> _SHORT EXERCISE_: Repeat every entry in the listing below, exactly.

> _Data listing_:

####

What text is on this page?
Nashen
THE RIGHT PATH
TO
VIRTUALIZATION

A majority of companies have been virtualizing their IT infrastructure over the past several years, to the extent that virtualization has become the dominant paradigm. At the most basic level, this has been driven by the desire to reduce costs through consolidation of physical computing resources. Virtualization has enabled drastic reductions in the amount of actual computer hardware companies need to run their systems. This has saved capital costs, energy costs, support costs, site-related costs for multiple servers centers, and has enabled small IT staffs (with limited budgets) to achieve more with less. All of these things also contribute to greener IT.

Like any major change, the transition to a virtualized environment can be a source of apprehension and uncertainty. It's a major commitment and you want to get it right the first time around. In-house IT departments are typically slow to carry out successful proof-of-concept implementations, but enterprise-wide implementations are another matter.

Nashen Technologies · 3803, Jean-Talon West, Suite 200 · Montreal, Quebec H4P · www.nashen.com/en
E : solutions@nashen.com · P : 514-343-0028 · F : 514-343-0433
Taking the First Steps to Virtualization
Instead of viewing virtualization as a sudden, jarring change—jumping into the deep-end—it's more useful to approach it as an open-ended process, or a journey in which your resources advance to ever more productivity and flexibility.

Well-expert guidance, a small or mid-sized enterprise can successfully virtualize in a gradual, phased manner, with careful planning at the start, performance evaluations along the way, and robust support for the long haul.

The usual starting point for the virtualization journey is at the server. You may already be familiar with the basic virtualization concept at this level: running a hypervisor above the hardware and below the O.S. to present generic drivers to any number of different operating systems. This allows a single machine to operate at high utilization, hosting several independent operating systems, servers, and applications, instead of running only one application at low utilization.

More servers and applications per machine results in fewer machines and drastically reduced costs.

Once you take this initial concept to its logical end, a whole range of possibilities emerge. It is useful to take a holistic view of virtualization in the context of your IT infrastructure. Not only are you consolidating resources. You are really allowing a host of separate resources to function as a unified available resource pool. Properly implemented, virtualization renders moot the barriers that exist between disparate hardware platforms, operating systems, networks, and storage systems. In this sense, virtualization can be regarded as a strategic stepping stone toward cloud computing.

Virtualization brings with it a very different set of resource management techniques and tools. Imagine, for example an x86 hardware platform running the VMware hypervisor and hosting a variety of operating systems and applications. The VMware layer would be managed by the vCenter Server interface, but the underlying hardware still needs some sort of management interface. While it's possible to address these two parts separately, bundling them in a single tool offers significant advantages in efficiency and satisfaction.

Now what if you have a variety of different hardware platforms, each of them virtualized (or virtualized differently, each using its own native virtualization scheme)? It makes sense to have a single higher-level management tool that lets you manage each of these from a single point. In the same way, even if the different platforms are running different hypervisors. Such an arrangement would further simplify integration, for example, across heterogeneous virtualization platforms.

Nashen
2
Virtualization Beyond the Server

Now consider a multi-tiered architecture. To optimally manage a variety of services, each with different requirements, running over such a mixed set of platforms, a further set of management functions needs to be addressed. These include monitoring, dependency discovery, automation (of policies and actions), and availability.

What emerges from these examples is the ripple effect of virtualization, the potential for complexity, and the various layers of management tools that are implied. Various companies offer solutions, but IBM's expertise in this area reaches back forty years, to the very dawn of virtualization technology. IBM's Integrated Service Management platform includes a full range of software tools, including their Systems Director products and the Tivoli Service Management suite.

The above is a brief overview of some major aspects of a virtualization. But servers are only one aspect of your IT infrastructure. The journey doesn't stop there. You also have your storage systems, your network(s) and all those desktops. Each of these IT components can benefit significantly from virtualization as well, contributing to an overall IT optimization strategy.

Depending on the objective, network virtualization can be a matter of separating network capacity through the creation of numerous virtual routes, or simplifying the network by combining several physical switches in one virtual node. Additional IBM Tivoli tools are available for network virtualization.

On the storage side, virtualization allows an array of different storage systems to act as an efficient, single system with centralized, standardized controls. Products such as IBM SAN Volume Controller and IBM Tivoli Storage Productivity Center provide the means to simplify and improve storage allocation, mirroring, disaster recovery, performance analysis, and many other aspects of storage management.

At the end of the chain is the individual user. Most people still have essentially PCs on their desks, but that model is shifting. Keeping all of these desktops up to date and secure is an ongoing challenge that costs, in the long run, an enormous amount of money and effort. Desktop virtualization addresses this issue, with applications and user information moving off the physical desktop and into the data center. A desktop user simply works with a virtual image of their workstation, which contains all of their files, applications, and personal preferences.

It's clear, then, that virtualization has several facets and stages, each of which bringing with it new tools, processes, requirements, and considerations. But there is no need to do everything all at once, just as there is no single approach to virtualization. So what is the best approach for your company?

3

####

> _TASK RESPONSE_:
What text is on this page?
Nashen
THE RIGHT PATH
TO
VIRTUALIZATION

A majority of companies have been virtualizing their IT infrastructure over the past several years, to the extent that virtualization has become the dominant paradigm. At the most basic level, this has been driven by the desire to reduce costs through consolidation of physical computing resources. Virtualization has enabled drastic reductions in the amount of actual computer hardware companies need to run their systems. This has saved capital costs, energy costs, support costs, site-related costs for multiple servers centers, and has enabled small IT staffs (with limited budgets) to achieve more with less. All of these things also contribute to greener IT.

Like any major change, the transition to a virtualized environment can be a source of apprehension and uncertainty. It's a major commitment and you want to get it right the first time around. In-house IT departments are typically slow to carry out successful proof-of-concept implementations, but enterprise-wide implementations are another matter.

Nashen Technologies · 3803, Jean-Talon West, Suite 200 · Montreal, Quebec H4P · www.nashen.com/en
E : solutions@nashen.com · P : 514-343-0028 · F : 514-343-0433
Taking the First Steps to Virtualization
Instead of viewing virtualization as a sudden, jarring change—jumping into the deep-end—it's more useful to approach it as an open-ended process, or a journey in which your resources advance to ever more productivity and flexibility.

Well-expert guidance, a small or mid-sized enterprise can successfully virtualize in a gradual, phased manner, with careful planning at the start, performance evaluations along the way, and robust support for the long haul.

The usual starting point for the virtualization journey is at the server. You may already be familiar with the basic virtualization concept at this level: running a hypervisor above the hardware and below the O.S. to present generic drivers to any number of different operating systems. This allows a single machine to operate at high utilization, hosting several independent operating systems, servers, and applications, instead of running only one application at low utilization.

More servers and applications per machine results in fewer machines and drastically reduced costs.

Once you take this initial concept to its logical end, a whole range of possibilities emerge. It is useful to take a holistic view of virtualization in the context of your IT infrastructure. Not only are you consolidating resources. You are really allowing a host of separate resources to function as a unified available resource pool. Properly implemented, virtualization renders moot the barriers that exist between disparate hardware platforms, operating systems, networks, and storage systems. In this sense, virtualization can be regarded as a strategic stepping stone toward cloud computing.

Virtualization brings with it a very different set of resource management techniques and tools. Imagine, for example an x86 hardware platform running the VMware hypervisor and hosting a variety of operating systems and applications. The VMware layer would be managed by the vCenter Server interface, but the underlying hardware still needs some sort of management interface. While it's possible to address these two parts separately, bundling them in a single tool offers significant advantages in efficiency and satisfaction.

Now what if you have a variety of different hardware platforms, each of them virtualized (or virtualized differently, each using its own native virtualization scheme)? It makes sense to have a single higher-level management tool that lets you manage each of these from a single point. In the same way, even if the different platforms are running different hypervisors. Such an arrangement would further simplify integration, for example, across heterogeneous virtualization platforms.

Nashen
2
Virtualization Beyond the Server

Now consider a multi-tiered architecture. To optimally manage a variety of services, each with different requirements, running over such a mixed set of platforms, a further set of management functions needs to be addressed. These include monitoring, dependency discovery, automation (of policies and actions), and availability.

What emerges from these examples is the ripple effect of virtualization, the potential for complexity, and the various layers of management tools that are implied. Various companies offer solutions, but IBM's expertise in this area reaches back forty years, to the very dawn of virtualization technology. IBM's Integrated Service Management platform includes a full range of software tools, including their Systems Director products and the Tivoli Service Management suite.

The above is a brief overview of some major aspects of a virtualization. But servers are only one aspect of your IT infrastructure. The journey doesn't stop there. You also have your storage systems, your network(s) and all those desktops. Each of these IT components can benefit significantly from virtualization as well, contributing to an overall IT optimization strategy.

Depending on the objective, network virtualization can be a matter of separating network capacity through the creation of numerous virtual routes, or simplifying the network by combining several physical switches in one virtual node. Additional IBM Tivoli tools are available for network virtualization.

On the storage side, virtualization allows an array of different storage systems to act as an efficient, single system with centralized, standardized controls. Products such as IBM SAN Volume Controller and IBM Tivoli Storage Productivity Center provide the means to simplify and improve storage allocation, mirroring, disaster recovery, performance analysis, and many other aspects of storage management.

At the end of the chain is the individual user. Most people still have essentially PCs on their desks, but that model is shifting. Keeping all of these desktops up to date and secure is an ongoing challenge that costs, in the long run, an enormous amount of money and effort. Desktop virtualization addresses this issue, with applications and user information moving off the physical desktop and into the data center. A desktop user simply works with a virtual image of their workstation, which contains all of their files, applications, and personal preferences.

It's clear, then, that virtualization has several facets and stages, each of which bringing with it new tools, processes, requirements, and considerations. But there is no need to do everything all at once, just as there is no single approach to virtualization. So what is the best approach for your company?

3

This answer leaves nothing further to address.